> **Task item**
What lines below contain the word "organic"? Please pull each one out.

> **The input**
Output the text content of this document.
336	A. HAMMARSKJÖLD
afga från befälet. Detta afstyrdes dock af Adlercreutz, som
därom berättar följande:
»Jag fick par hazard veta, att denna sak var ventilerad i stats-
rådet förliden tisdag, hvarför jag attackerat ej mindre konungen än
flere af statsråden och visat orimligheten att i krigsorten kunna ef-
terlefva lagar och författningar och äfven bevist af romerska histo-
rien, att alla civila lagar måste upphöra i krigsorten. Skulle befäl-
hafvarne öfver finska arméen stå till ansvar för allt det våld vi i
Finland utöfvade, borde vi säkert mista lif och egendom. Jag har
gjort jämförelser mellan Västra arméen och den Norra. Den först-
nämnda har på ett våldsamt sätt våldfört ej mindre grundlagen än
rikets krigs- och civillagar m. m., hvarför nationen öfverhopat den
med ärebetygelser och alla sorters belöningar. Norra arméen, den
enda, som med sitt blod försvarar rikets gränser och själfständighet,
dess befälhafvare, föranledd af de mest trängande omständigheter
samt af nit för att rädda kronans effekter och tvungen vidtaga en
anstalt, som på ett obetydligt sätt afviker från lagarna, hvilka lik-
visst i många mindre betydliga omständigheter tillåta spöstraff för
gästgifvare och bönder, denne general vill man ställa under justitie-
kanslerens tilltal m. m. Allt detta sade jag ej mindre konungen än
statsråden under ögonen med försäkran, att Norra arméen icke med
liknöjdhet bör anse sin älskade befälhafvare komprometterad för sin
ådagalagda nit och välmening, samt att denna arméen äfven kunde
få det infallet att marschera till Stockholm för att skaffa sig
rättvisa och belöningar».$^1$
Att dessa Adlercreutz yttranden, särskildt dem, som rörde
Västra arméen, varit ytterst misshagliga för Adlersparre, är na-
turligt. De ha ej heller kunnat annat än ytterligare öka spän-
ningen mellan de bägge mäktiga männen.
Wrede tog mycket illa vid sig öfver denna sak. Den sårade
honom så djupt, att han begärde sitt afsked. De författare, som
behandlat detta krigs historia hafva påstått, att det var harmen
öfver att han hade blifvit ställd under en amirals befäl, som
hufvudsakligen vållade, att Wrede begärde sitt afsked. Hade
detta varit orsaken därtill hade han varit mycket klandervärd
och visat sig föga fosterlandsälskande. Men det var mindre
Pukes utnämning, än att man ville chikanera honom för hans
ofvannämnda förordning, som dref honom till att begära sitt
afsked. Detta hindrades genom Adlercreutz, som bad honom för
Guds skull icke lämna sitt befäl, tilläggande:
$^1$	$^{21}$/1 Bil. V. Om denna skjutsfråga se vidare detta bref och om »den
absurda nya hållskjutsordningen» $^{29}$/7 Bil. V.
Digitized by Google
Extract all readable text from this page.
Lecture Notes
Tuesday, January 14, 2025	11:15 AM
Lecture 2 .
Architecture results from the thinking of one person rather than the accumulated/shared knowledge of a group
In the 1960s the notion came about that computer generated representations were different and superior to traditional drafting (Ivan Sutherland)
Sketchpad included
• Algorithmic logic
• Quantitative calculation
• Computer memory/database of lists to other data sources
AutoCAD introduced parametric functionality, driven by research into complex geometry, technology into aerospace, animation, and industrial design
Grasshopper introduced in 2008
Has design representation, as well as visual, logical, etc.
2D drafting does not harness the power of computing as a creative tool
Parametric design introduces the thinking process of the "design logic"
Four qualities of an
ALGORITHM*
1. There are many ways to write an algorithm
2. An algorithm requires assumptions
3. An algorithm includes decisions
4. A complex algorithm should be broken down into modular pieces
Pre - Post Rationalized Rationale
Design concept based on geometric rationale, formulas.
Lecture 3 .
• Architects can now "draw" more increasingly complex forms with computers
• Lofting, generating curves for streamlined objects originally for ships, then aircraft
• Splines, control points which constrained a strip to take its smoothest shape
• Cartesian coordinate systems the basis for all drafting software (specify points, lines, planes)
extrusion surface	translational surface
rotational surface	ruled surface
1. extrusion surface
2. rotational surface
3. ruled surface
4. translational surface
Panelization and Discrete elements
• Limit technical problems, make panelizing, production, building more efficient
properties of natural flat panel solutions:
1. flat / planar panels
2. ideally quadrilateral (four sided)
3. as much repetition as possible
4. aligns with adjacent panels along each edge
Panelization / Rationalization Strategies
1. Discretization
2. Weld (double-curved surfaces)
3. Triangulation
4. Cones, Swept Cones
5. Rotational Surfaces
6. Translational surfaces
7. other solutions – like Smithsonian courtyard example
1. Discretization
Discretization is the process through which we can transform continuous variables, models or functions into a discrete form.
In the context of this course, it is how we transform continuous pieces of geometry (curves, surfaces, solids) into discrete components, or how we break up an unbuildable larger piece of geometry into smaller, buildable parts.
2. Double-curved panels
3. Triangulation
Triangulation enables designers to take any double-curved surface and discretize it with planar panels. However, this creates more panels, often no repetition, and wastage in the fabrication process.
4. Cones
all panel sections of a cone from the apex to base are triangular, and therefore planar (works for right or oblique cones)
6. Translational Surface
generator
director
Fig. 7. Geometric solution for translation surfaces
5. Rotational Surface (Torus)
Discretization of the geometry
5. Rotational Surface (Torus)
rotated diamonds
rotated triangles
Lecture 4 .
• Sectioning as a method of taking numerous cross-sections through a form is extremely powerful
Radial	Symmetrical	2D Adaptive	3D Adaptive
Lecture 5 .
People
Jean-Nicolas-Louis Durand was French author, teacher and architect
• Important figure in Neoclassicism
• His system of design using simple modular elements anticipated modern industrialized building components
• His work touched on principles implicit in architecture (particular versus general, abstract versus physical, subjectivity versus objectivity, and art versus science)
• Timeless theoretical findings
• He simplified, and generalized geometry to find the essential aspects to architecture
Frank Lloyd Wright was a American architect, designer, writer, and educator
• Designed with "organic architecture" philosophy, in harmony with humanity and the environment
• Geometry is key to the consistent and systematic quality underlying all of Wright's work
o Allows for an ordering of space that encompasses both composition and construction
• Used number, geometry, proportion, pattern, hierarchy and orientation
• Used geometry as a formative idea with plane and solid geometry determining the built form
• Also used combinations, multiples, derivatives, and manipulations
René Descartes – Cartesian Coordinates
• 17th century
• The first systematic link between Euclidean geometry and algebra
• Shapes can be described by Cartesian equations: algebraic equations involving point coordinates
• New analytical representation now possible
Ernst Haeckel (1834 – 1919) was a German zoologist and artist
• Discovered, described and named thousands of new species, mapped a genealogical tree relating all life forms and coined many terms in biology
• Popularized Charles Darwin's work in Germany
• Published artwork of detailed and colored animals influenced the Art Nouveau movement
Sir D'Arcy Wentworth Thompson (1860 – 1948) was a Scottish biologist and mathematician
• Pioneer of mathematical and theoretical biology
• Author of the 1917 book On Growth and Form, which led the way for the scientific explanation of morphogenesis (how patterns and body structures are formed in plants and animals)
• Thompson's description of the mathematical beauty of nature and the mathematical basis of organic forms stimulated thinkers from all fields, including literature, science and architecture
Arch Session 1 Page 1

> **Your solution**
• Designed with "organic architecture" philosophy, in harmony with humanity and the environment
• Thompson's description of the mathematical beauty of nature and the mathematical basis of organic forms stimulated thinkers from all fields, including literature, science and architecture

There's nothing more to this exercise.